● Provided text:

## START

# Octaves, Zouks, Citterns, Tenors and Electrics > Tenor Guitars >  Tenor guitar scale length vs mandola scale length

## Roman Pekar

I find it a bit strange that while tenor mandola and tenor guitar supposed to be tuned the same, mandola are usually under 20'' scale (starting probably at 17'') and 20'' tenor guitar is considered as short-scale instrument and 23'' scale length instruments are much more common.

Do you have any idea why is that so?

----------


## fox

I am not quite sure what you are tying to establish ... they are different instruments that produce completely different sounds? 
23" scale is just about the practical limit of CGDA tuning so maybe the 21" scale was made to avoid the A being near the breaking limit? 
I have never heard of a tenor mandola and apart from a mandola being a big mandolin with the same 8 strings I don't know the history.

----------


## mandroid

its a parallel to the Violin family .. a mandolin quartet would be 2 mandolins, 1 mandola and a mandocello.

 Europe uses 'tenor mandola' to have its own definition .. that can be looked up.    I'm not there. 

 H scale US term refers to the scale length Gibson uses on their model H Mandolas.

23" scale  very suitable to 'Chicago Tuning'..  DGBE.. 

As would be a Plectrum Banjo.  they @ 26" scale..

----------


## Charles E.

Like Fox said, they are different instruments all together. The tenor guitar is a hybrid instrument,developed as a crossover instrument for tenor banjo players to get a guitar sound but still have a banjo neck.

----------


## Roman Pekar

Well, what I meant is - isn't it strange that instruments designed to have the same tuning are so different in scale lengths?

But, of course, early Gibson mandolas probably have to short scale to be tuned CGDA and 23'' scale length tenor guitars are often tuned to low GDAE tuning and, from what I know, A string is really on the edge if tuned CGDA.

Probably they have scale length so different because they developed from the different instruments.

----------


## s1m0n

It might be an influence from the violin family, although I'm also not sure what you mean by 'tenor mandola'.

A standard viola is a deeply compromised instrument. An accoustically perfect viola would be a much larger instrument, as can be easily seen by the difference in size between it and the cello, the next-largest size. The compromises are driven by what fingers can do. I assume that Orville Gibson's mandola design, a conscious imitation of viola, perpetuated this compromise, and the size stuck.

## END

Carry on the forum thread comparing tenor guitar and mandola scale lengths, starting right after its last sentence. The listing that comes next is separate material, unrelated to the forum thread on tenor guitar and mandola scale lengths.

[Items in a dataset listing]
## START

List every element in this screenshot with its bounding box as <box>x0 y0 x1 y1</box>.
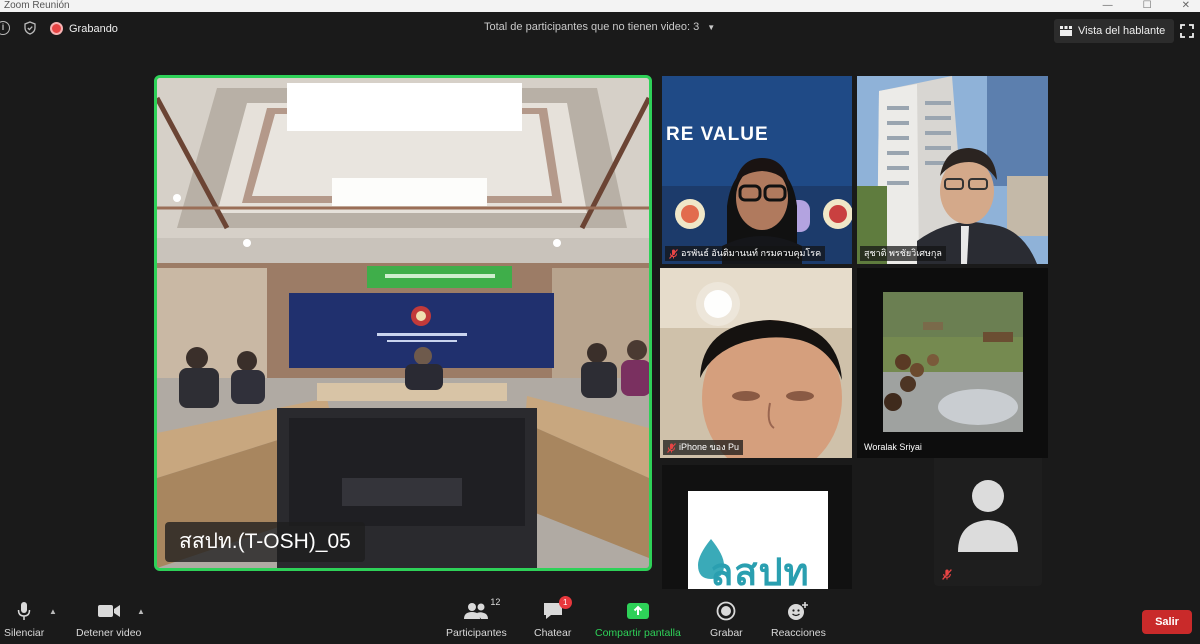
participant-name-label: อรพันธ์ อันติมานนท์ กรมควบคุมโรค <box>665 246 826 261</box>
no-video-text: Total de participantes que no tienen vid… <box>484 21 700 33</box>
record-label: Grabar <box>710 627 743 639</box>
stop-video-label: Detener video <box>76 627 142 639</box>
participant-name: สุชาติ พรชัยวิเศษกุล <box>864 248 942 258</box>
participant-name-label: iPhone ของ Pu <box>663 440 743 455</box>
active-speaker-video[interactable]: สสปท.(T-OSH)_05 <box>154 75 652 571</box>
share-screen-button[interactable]: Compartir pantalla <box>595 600 681 639</box>
mic-muted-icon <box>942 569 952 580</box>
participant-video-2 <box>857 76 1048 264</box>
speaker-view-label: Vista del hablante <box>1078 25 1166 37</box>
tile-1-background-text: RE VALUE <box>666 124 769 145</box>
participant-name-label: Woralak Sriyai <box>860 440 926 455</box>
zoom-window: Zoom Reunión — ☐ ✕ i Grabando Total de p… <box>0 0 1200 644</box>
shield-icon[interactable] <box>23 21 37 35</box>
video-options-caret-icon[interactable]: ▲ <box>137 607 145 616</box>
participants-label: Participantes <box>446 627 507 639</box>
participant-video-1 <box>662 76 852 264</box>
chevron-down-icon: ▼ <box>707 22 716 32</box>
info-icon[interactable]: i <box>0 21 10 35</box>
chat-label: Chatear <box>534 627 572 639</box>
organization-logo: ลสปท <box>688 491 828 589</box>
speaker-view-icon <box>1060 26 1072 36</box>
window-controls: — ☐ ✕ <box>1103 0 1190 12</box>
mute-label: Silenciar <box>4 627 45 639</box>
fullscreen-icon[interactable] <box>1180 24 1194 38</box>
participant-name: Woralak Sriyai <box>864 442 922 452</box>
mute-button[interactable]: Silenciar <box>4 600 44 639</box>
participant-tile-2[interactable]: สุชาติ พรชัยวิเศษกุล <box>857 76 1048 264</box>
smiley-plus-icon <box>788 602 809 620</box>
record-icon <box>716 601 736 621</box>
reactions-button[interactable]: Reacciones <box>771 600 826 639</box>
stop-video-button[interactable]: Detener video <box>76 600 141 639</box>
chat-unread-badge: 1 <box>558 596 572 609</box>
participant-tile-1[interactable]: RE VALUE อรพันธ์ อันติมานนท์ กรมควบคุมโร… <box>662 76 852 264</box>
window-title: Zoom Reunión <box>4 0 70 11</box>
logo-text: ลสปท <box>710 552 810 589</box>
active-speaker-name: สสปท.(T-OSH)_05 <box>165 522 365 562</box>
person-icon <box>958 480 1018 552</box>
mic-muted-icon <box>669 248 678 259</box>
participants-button[interactable]: 12 Participantes <box>446 597 507 639</box>
reactions-label: Reacciones <box>771 627 826 639</box>
speaker-view-button[interactable]: Vista del hablante <box>1054 19 1175 43</box>
minimize-icon[interactable]: — <box>1103 0 1113 12</box>
participant-tile-3[interactable]: iPhone ของ Pu <box>660 268 852 458</box>
participant-name-label: สุชาติ พรชัยวิเศษกุล <box>860 246 946 261</box>
participant-tile-4[interactable]: Woralak Sriyai <box>857 268 1048 458</box>
meeting-toolbar: Silenciar ▲ Detener video ▲ 12 Participa… <box>0 592 1200 644</box>
participants-count: 12 <box>490 597 501 607</box>
conference-room-scene <box>157 78 649 568</box>
participant-tile-6[interactable] <box>934 458 1042 586</box>
microphone-icon <box>17 602 31 620</box>
share-screen-label: Compartir pantalla <box>595 627 681 639</box>
chat-button[interactable]: 1 Chatear <box>534 596 572 639</box>
audio-options-caret-icon[interactable]: ▲ <box>49 607 57 616</box>
participant-name: อรพันธ์ อันติมานนท์ กรมควบคุมโรค <box>681 248 822 258</box>
participant-tile-5[interactable]: ลสปท <box>662 465 852 589</box>
maximize-icon[interactable]: ☐ <box>1143 0 1152 12</box>
close-icon[interactable]: ✕ <box>1182 0 1190 12</box>
video-camera-icon <box>97 605 120 617</box>
recording-indicator[interactable]: Grabando <box>50 22 118 35</box>
recording-label: Grabando <box>69 22 118 35</box>
participants-icon <box>464 603 489 619</box>
participant-name: iPhone ของ Pu <box>679 442 739 452</box>
no-video-participants-dropdown[interactable]: Total de participantes que no tienen vid… <box>484 21 715 33</box>
recording-dot-icon <box>50 22 63 35</box>
participant-video-3 <box>660 268 852 458</box>
mic-muted-icon <box>667 442 676 453</box>
meeting-top-bar: i Grabando Total de participantes que no… <box>0 12 1200 50</box>
record-button[interactable]: Grabar <box>710 600 743 639</box>
participant-profile-picture-garden <box>883 292 1023 432</box>
leave-meeting-button[interactable]: Salir <box>1142 610 1192 634</box>
share-screen-icon <box>626 603 649 619</box>
window-title-bar: Zoom Reunión — ☐ ✕ <box>0 0 1200 12</box>
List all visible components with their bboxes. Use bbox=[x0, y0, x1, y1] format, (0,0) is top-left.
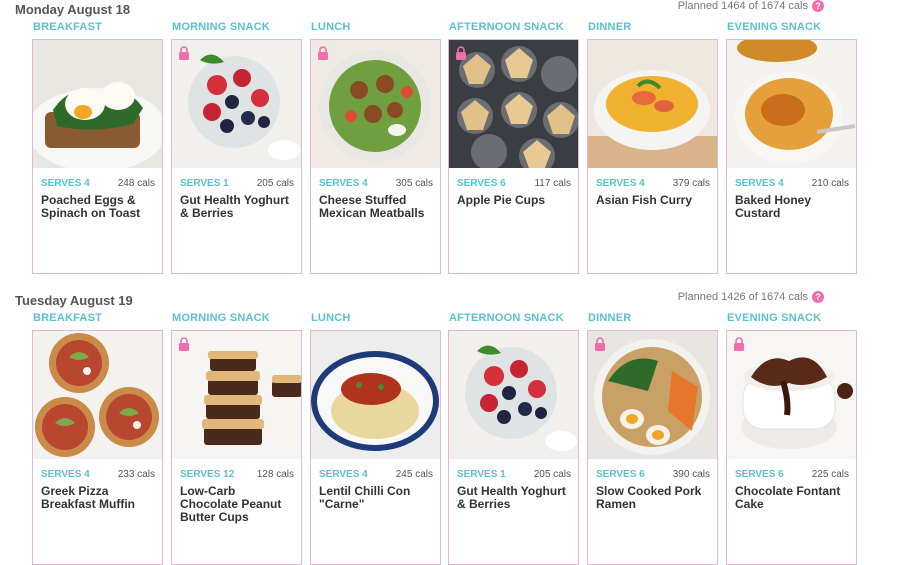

## END

● Output for this exercise:
Tenor Banjo (and TG after it, as the latter is a development of the former) arrived at its scale length by a different process, and is likelier closer to accoustically correct.

----------


## Chip Stewart

In the world of bass there are far greater differences in scale lengths to produce the same notes (EADG).  The following is a list of example bass instruments that are tuned EADG and their corresponding scale lengths.

21.0 inches - U Bass
28.6 inches - Mikro Bass Guitar
30.0 inches - Short Scale Bass Guitar
32.0 inches - Medium Scale Bass Guitar
34.0 inches - Long Scale Bass Guitar
38.0 inches - 1/2 Scale Upright Bass
41.3 inches - 3/4 Scale Upright Bass
43.3 inches - 4/4 Scale Upright Bass

The scale length of the 4/4 Scale Upright Bass is more than twice that of the U Bass, but they both produce the same notes.  Scale length alone is not the determining factor.  The combination of scale length and string size is what matters.  As an example, the typical E string size for a long scale bass guitar is 0.095 while the E string size on my short scale bass guitar is 0.108.  In order to achieve similar string tension with a shorter scale length the string size needs to increase.  If the mandola has larger strings than a 23 inch scale tenor guitar then the string tensions would be similar when tuned to the same notes.

----------


## Charles E.

A Mandola with a 23" scale length would be a Mandocello, no?    :Wink:

----------


## s1m0n

You get a lot more flexibility with amplification, when short, fat floppy strings that sound like rubber bands accoustically can via the magic of the pickup produce phat bass notes. I take your point, but I'm not sure that all the examples shorter than 'accoustic bass guitar' are directly comparable to TG and mandola, both of which have to have strings long enough to shift enough air to get heard in at least a medium sized room with no amp. The top half of your chart can't be heard from more than 20 feet away, unplugged.

----------

fox

----------


## Roman Pekar

Ok I got it, my confusion came from not enough knowledge, now I see that standard mandola strings are thicker than tenor guitar ones, that's why scale length difference

Thanks you guys, always helpful  :Smile:

----------

fox

----------


## fox

To be honest most of my guitar playing friends don't have a clue about string gauges or scale lenths or in fact have any interest in such matters! 
I really enjoy messing around with different tunings and experimenting with single strings ect but it is not everybody's interest!

----------


## sturob

So, if you had a 23"-scale tenor guitar, would a good "standard" tuning to use be CGDA?  

I've got a tenor, and when I started (from guitar) I messed around with DGBE, but now that I've had the mandolin-family bug, I'm thinking fifths would be more fun . . .

Stuart

----------


## fox

CGDA and GDAE are the two most popular.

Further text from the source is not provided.